** BEGIN **

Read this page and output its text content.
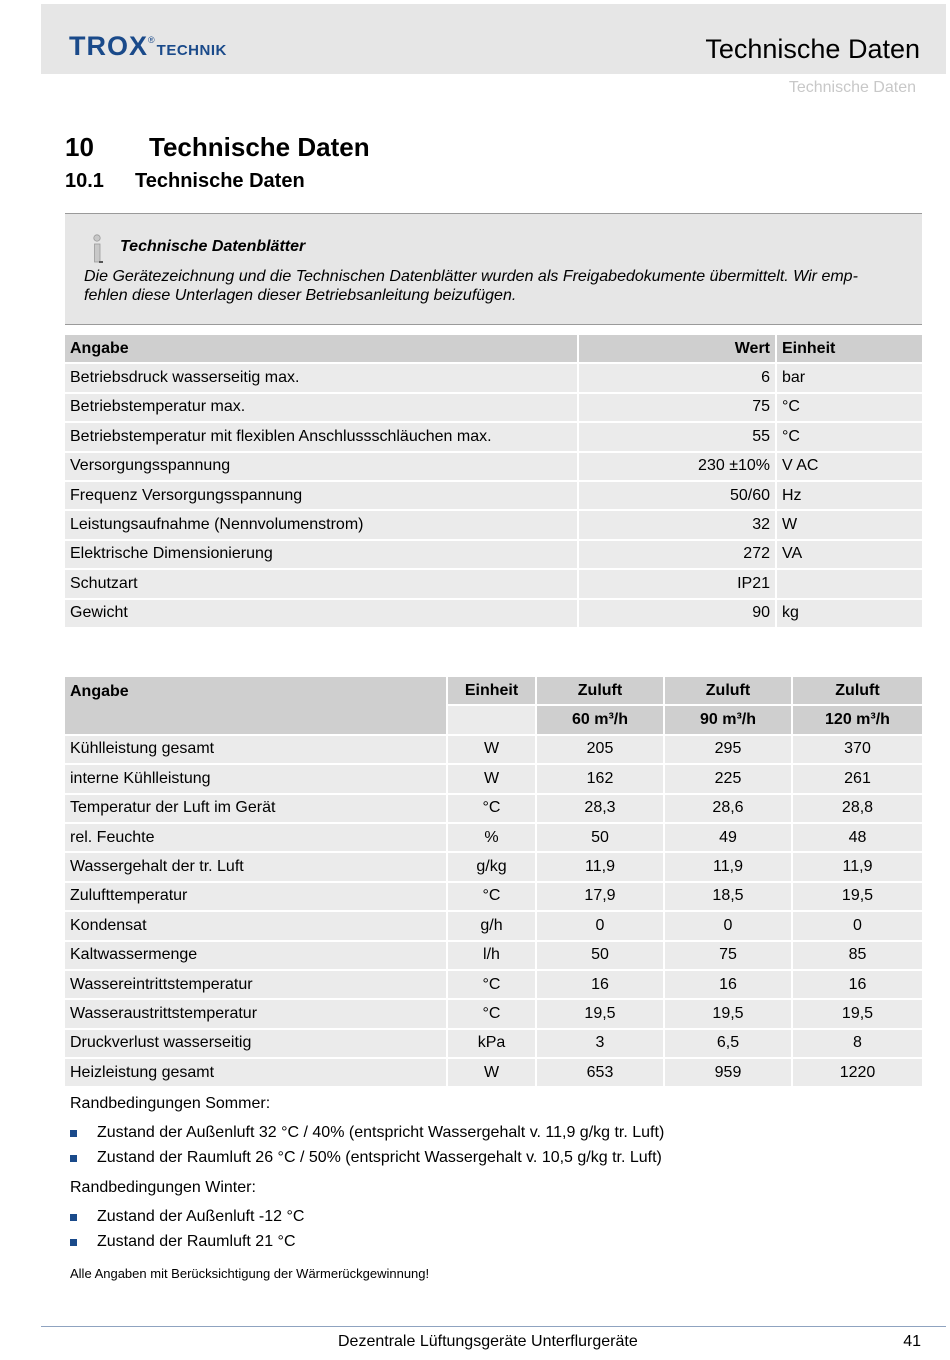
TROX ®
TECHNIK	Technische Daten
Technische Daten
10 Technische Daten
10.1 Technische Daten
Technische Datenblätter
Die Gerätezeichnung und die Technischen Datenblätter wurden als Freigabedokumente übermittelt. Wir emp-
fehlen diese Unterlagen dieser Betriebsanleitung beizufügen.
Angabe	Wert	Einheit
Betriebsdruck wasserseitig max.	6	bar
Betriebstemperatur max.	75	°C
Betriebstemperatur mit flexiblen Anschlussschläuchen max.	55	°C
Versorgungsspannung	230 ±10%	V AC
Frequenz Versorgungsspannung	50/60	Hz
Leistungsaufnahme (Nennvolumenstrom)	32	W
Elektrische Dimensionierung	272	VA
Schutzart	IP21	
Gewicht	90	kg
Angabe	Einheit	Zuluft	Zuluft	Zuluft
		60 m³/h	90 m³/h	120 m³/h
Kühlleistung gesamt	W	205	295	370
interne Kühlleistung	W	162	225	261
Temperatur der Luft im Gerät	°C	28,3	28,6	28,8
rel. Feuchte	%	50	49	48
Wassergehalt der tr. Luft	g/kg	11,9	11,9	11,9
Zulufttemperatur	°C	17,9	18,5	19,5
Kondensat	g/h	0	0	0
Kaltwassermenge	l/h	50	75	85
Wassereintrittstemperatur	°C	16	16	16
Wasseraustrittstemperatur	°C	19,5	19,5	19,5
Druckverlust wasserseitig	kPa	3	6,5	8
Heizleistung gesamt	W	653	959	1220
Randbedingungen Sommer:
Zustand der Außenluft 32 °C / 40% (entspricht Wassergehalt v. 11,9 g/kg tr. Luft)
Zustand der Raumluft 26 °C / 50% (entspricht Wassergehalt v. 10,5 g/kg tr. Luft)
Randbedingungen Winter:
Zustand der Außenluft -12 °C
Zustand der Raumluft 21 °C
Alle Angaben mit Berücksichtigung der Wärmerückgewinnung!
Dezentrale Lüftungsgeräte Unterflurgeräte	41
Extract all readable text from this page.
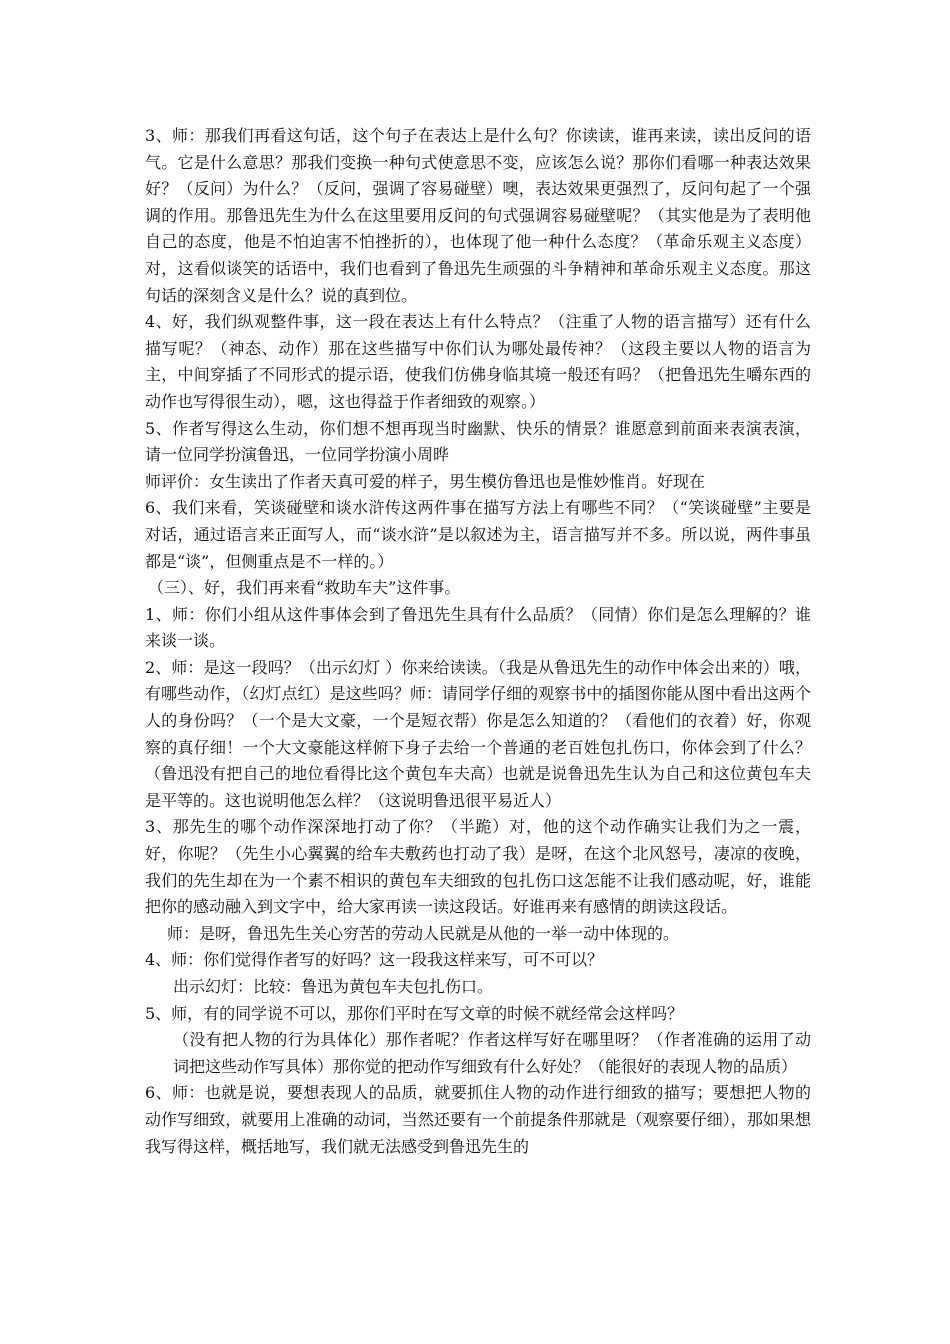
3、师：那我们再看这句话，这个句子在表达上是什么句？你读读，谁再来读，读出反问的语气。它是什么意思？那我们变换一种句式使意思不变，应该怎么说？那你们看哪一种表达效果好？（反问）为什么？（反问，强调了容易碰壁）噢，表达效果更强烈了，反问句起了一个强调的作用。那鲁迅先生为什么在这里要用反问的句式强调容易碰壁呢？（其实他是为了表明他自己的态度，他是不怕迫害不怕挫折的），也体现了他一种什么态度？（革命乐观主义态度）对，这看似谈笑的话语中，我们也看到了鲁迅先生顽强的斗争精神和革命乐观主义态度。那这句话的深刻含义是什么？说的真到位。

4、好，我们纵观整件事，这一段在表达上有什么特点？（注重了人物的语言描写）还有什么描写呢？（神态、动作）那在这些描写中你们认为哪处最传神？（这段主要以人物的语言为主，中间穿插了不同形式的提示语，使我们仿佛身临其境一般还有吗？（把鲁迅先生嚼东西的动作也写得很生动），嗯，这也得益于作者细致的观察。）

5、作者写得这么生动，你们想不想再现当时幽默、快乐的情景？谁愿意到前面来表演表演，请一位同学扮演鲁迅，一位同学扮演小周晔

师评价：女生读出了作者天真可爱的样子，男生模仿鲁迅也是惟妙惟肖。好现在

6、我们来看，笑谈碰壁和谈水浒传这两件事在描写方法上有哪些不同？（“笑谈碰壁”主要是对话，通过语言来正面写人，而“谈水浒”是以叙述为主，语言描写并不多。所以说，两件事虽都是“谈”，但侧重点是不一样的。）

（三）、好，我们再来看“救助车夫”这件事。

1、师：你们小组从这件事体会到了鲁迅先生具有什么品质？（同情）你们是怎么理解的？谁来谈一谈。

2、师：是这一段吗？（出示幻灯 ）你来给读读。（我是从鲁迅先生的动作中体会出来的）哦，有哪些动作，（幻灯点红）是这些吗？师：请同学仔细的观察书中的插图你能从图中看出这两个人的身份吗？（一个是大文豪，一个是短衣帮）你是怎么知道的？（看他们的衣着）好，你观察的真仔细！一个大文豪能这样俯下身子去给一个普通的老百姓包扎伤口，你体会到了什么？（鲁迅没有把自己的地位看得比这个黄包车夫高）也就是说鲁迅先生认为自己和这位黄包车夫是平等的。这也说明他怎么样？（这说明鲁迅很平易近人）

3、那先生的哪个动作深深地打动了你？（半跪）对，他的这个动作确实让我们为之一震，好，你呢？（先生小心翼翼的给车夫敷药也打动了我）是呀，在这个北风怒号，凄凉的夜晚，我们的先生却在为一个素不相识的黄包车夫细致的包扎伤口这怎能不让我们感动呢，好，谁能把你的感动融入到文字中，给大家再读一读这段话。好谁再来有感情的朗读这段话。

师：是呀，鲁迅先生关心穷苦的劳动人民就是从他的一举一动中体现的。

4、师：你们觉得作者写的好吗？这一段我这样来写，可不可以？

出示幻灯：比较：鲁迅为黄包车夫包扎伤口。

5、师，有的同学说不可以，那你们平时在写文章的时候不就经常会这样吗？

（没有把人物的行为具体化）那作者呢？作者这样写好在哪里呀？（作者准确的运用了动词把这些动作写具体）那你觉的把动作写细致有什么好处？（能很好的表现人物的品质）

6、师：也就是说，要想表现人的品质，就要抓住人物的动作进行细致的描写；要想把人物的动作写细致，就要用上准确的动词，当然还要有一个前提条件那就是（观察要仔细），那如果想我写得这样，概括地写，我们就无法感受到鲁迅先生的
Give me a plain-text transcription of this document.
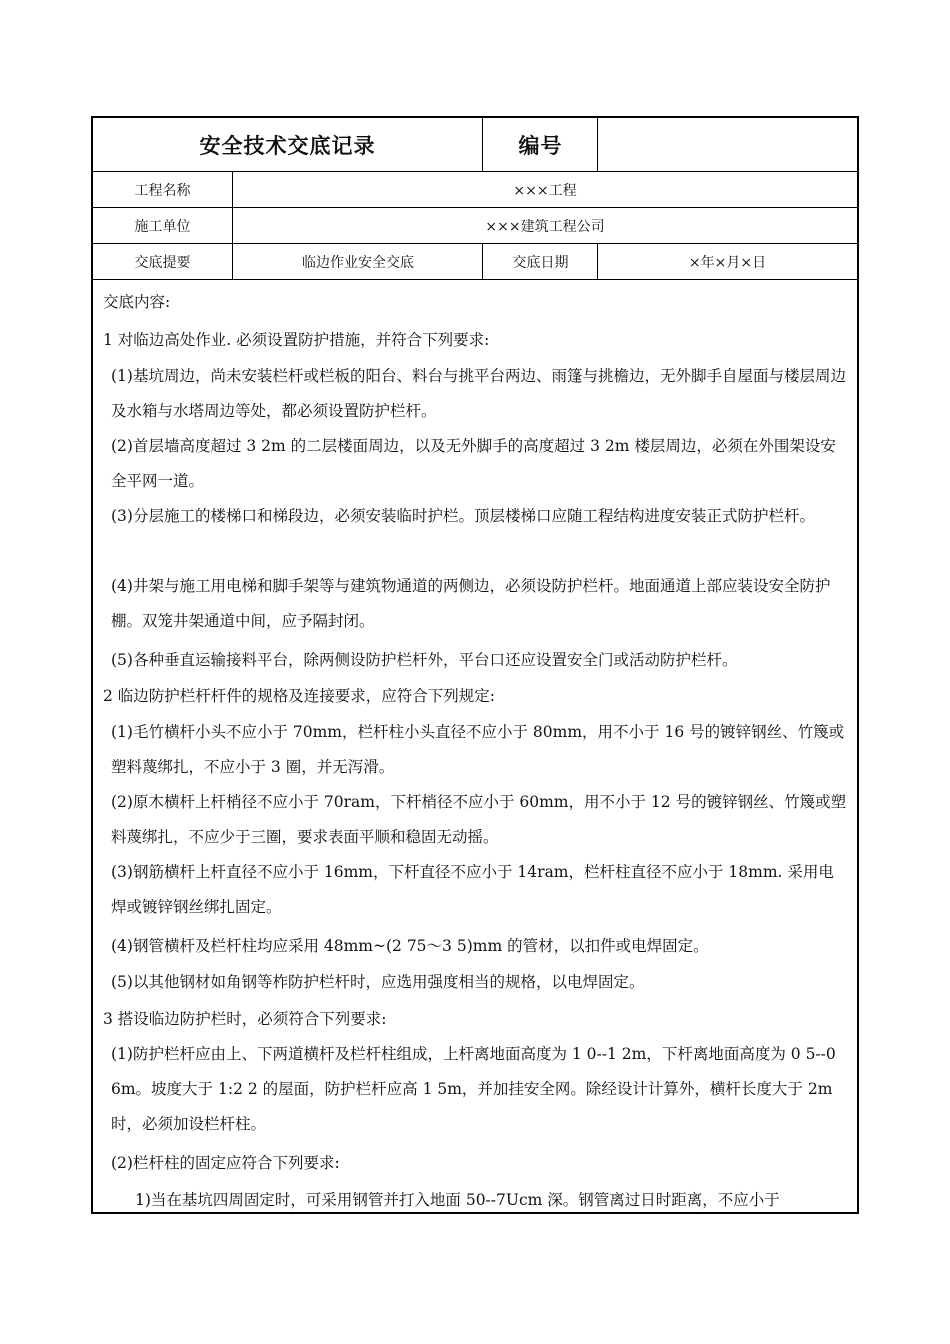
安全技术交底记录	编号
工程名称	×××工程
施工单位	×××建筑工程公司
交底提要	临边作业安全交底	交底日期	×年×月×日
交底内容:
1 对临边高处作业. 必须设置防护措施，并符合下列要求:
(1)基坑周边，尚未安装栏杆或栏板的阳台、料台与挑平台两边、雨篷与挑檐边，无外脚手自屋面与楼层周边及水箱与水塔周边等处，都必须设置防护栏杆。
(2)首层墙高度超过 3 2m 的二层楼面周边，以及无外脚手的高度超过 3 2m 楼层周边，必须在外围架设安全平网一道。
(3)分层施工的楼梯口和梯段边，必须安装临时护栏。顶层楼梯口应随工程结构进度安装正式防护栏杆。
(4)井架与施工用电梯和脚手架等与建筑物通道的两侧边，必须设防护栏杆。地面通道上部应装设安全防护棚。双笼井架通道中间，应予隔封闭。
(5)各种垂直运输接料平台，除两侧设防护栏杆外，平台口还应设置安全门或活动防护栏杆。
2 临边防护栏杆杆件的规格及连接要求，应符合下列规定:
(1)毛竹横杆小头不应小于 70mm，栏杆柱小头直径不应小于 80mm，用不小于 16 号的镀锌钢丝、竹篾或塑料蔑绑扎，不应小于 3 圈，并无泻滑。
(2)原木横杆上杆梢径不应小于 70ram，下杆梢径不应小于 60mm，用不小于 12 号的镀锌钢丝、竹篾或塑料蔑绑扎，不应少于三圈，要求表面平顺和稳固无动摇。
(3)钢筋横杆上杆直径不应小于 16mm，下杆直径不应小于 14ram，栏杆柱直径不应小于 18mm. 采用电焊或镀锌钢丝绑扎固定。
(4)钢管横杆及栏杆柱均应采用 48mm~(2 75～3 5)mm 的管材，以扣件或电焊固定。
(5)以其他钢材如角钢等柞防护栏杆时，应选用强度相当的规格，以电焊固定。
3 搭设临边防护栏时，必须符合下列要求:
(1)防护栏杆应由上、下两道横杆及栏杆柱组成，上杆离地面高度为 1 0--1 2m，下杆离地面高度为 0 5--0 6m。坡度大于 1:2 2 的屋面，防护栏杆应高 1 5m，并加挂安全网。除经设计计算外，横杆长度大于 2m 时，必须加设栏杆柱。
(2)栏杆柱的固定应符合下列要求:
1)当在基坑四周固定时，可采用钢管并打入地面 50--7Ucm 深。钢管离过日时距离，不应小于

** END **

Task to carry out –
The lines to collect are those holding the string "gesamt"; copy them all.

Response to the exercise –
Kühlleistung gesamt	W	205	295	370
Heizleistung gesamt	W	653	959	1220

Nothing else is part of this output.